Data entries:

============

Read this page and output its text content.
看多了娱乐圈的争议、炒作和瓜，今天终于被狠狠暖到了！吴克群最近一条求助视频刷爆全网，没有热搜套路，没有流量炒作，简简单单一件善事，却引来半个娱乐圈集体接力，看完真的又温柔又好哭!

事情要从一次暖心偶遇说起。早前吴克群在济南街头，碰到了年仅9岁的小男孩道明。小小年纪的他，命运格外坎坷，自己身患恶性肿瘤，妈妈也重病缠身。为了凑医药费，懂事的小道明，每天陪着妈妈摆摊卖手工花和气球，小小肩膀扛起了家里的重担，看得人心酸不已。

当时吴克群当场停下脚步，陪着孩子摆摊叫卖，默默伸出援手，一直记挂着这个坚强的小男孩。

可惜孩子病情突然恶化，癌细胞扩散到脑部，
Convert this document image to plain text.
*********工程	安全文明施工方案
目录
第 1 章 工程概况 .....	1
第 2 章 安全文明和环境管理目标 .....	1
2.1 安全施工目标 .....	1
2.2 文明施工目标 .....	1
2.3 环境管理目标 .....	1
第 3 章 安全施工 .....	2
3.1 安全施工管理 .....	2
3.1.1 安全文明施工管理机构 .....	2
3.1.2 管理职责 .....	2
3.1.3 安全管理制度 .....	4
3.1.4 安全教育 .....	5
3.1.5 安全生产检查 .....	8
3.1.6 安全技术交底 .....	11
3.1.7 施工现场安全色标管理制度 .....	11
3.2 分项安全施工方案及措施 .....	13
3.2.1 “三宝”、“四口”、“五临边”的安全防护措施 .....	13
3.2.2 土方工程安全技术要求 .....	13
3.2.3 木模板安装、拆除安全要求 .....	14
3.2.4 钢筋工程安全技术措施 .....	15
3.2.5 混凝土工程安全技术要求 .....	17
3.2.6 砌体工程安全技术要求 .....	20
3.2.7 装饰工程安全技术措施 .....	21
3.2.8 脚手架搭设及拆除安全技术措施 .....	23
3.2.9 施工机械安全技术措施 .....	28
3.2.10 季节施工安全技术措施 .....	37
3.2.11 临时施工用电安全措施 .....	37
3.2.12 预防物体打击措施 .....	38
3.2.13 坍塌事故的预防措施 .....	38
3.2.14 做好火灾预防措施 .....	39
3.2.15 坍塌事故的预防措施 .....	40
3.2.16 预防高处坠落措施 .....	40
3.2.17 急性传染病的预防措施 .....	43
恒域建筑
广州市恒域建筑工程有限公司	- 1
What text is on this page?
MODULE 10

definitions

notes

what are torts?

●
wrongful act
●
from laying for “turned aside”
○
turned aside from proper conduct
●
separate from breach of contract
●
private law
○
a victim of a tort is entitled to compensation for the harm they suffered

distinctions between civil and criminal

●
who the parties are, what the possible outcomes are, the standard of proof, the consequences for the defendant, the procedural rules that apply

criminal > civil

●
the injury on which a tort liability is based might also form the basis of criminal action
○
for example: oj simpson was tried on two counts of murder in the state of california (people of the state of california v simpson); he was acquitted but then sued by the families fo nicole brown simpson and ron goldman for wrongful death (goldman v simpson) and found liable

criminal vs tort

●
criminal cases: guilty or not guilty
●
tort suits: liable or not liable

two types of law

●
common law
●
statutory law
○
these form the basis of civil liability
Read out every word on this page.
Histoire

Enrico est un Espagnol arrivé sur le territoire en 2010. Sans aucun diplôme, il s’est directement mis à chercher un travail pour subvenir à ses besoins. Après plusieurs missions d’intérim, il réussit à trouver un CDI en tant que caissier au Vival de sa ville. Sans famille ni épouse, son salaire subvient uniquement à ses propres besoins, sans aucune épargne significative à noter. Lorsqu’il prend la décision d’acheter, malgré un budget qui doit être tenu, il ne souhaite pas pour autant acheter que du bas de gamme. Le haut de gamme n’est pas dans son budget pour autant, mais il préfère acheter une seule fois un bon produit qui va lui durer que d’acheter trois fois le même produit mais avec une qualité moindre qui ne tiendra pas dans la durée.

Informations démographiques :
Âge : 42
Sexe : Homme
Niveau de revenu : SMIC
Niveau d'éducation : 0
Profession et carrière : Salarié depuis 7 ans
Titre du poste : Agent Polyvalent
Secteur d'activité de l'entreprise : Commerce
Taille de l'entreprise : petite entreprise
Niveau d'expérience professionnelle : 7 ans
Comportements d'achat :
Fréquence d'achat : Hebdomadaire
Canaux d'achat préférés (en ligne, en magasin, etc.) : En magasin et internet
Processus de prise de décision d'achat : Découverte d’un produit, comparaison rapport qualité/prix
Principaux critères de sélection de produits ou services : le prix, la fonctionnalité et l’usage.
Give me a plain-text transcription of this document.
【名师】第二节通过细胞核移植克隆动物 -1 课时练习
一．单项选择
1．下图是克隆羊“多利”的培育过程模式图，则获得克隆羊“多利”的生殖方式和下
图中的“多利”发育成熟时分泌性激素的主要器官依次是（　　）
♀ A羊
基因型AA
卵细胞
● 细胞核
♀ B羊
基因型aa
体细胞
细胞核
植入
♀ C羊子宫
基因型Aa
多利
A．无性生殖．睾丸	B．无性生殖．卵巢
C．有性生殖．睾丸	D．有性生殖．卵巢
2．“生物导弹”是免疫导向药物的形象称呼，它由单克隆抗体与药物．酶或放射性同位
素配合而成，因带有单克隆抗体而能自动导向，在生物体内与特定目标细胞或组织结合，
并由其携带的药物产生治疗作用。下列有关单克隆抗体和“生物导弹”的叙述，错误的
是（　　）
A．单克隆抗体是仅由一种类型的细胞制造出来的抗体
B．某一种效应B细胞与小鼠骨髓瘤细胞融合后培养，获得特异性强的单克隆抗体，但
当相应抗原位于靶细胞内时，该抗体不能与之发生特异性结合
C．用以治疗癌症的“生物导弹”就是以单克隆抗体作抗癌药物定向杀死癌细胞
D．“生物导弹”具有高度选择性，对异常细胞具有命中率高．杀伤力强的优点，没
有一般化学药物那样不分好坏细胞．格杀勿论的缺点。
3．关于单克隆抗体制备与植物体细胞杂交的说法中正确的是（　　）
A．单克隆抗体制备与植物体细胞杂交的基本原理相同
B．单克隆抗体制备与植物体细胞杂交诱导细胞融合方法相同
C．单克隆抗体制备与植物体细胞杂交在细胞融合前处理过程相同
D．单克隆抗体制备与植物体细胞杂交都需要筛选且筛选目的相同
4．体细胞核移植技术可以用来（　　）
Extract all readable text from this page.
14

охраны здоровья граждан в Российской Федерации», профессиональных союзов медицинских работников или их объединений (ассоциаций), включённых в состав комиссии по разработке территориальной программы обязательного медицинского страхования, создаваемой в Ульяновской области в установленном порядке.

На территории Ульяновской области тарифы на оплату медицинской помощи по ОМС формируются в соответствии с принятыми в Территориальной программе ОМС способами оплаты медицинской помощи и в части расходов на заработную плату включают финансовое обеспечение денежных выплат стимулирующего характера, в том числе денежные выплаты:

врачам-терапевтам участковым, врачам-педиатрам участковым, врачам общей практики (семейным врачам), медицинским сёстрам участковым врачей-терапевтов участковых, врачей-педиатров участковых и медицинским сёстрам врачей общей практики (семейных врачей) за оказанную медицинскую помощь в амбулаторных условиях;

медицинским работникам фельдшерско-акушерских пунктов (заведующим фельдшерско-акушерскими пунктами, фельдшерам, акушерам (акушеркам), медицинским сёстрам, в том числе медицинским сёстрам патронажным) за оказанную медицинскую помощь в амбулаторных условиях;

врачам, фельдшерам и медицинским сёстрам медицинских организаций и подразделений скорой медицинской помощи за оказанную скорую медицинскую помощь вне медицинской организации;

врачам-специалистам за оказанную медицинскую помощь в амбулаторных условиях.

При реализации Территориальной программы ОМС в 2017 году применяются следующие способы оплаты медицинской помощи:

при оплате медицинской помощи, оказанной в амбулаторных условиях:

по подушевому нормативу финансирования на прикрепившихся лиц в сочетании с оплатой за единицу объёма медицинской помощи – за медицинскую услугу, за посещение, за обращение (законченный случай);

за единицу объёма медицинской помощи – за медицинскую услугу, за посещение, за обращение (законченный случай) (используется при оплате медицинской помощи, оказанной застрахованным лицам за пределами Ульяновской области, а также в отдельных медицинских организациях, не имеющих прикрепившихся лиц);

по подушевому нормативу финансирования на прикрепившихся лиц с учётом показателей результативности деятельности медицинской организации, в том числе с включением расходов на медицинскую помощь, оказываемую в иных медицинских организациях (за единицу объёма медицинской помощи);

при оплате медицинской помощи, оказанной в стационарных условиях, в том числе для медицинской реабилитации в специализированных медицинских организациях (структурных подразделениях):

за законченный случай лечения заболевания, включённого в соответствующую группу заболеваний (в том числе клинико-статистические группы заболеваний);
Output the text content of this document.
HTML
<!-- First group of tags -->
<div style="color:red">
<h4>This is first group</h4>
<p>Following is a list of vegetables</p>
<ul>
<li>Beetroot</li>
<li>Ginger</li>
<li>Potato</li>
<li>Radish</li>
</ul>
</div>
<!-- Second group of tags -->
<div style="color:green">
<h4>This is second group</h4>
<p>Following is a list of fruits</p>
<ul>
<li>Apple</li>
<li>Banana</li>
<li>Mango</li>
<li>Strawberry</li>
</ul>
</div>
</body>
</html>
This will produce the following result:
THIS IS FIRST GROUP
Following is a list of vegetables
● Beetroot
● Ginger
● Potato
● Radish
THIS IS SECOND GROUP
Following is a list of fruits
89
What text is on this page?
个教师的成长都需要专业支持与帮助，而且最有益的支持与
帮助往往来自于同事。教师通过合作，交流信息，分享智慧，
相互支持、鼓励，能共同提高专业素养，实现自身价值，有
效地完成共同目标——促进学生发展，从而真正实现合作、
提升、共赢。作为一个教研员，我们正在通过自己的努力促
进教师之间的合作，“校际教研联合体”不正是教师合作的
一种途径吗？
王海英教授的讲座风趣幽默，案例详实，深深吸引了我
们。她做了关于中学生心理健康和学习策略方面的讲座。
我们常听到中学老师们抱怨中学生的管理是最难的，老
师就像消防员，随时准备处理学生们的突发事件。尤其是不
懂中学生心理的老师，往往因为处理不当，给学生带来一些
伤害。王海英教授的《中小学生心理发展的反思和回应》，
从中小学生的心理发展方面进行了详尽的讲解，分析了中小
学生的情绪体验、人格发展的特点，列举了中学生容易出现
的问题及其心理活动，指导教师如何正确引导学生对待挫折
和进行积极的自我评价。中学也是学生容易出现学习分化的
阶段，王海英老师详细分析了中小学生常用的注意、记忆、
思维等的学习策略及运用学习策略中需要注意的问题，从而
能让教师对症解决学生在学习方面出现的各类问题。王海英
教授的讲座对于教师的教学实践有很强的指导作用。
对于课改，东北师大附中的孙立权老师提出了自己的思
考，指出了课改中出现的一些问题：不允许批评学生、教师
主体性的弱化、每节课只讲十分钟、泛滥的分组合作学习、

============

**What this task involves**
Reproduce, exactly and with nothing added, the lines from the one that includes "Output the text content of this document." through the last line of the material.

**Task answer**
Output the text content of this document.
HTML
<!-- First group of tags -->
<div style="color:red">
<h4>This is first group</h4>
<p>Following is a list of vegetables</p>
<ul>
<li>Beetroot</li>
<li>Ginger</li>
<li>Potato</li>
<li>Radish</li>
</ul>
</div>
<!-- Second group of tags -->
<div style="color:green">
<h4>This is second group</h4>
<p>Following is a list of fruits</p>
<ul>
<li>Apple</li>
<li>Banana</li>
<li>Mango</li>
<li>Strawberry</li>
</ul>
</div>
</body>
</html>
This will produce the following result:
THIS IS FIRST GROUP
Following is a list of vegetables
● Beetroot
● Ginger
● Potato
● Radish
THIS IS SECOND GROUP
Following is a list of fruits
89
What text is on this page?
个教师的成长都需要专业支持与帮助，而且最有益的支持与
帮助往往来自于同事。教师通过合作，交流信息，分享智慧，
相互支持、鼓励，能共同提高专业素养，实现自身价值，有
效地完成共同目标——促进学生发展，从而真正实现合作、
提升、共赢。作为一个教研员，我们正在通过自己的努力促
进教师之间的合作，“校际教研联合体”不正是教师合作的
一种途径吗？
王海英教授的讲座风趣幽默，案例详实，深深吸引了我
们。她做了关于中学生心理健康和学习策略方面的讲座。
我们常听到中学老师们抱怨中学生的管理是最难的，老
师就像消防员，随时准备处理学生们的突发事件。尤其是不
懂中学生心理的老师，往往因为处理不当，给学生带来一些
伤害。王海英教授的《中小学生心理发展的反思和回应》，
从中小学生的心理发展方面进行了详尽的讲解，分析了中小
学生的情绪体验、人格发展的特点，列举了中学生容易出现
的问题及其心理活动，指导教师如何正确引导学生对待挫折
和进行积极的自我评价。中学也是学生容易出现学习分化的
阶段，王海英老师详细分析了中小学生常用的注意、记忆、
思维等的学习策略及运用学习策略中需要注意的问题，从而
能让教师对症解决学生在学习方面出现的各类问题。王海英
教授的讲座对于教师的教学实践有很强的指导作用。
对于课改，东北师大附中的孙立权老师提出了自己的思
考，指出了课改中出现的一些问题：不允许批评学生、教师
主体性的弱化、每节课只讲十分钟、泛滥的分组合作学习、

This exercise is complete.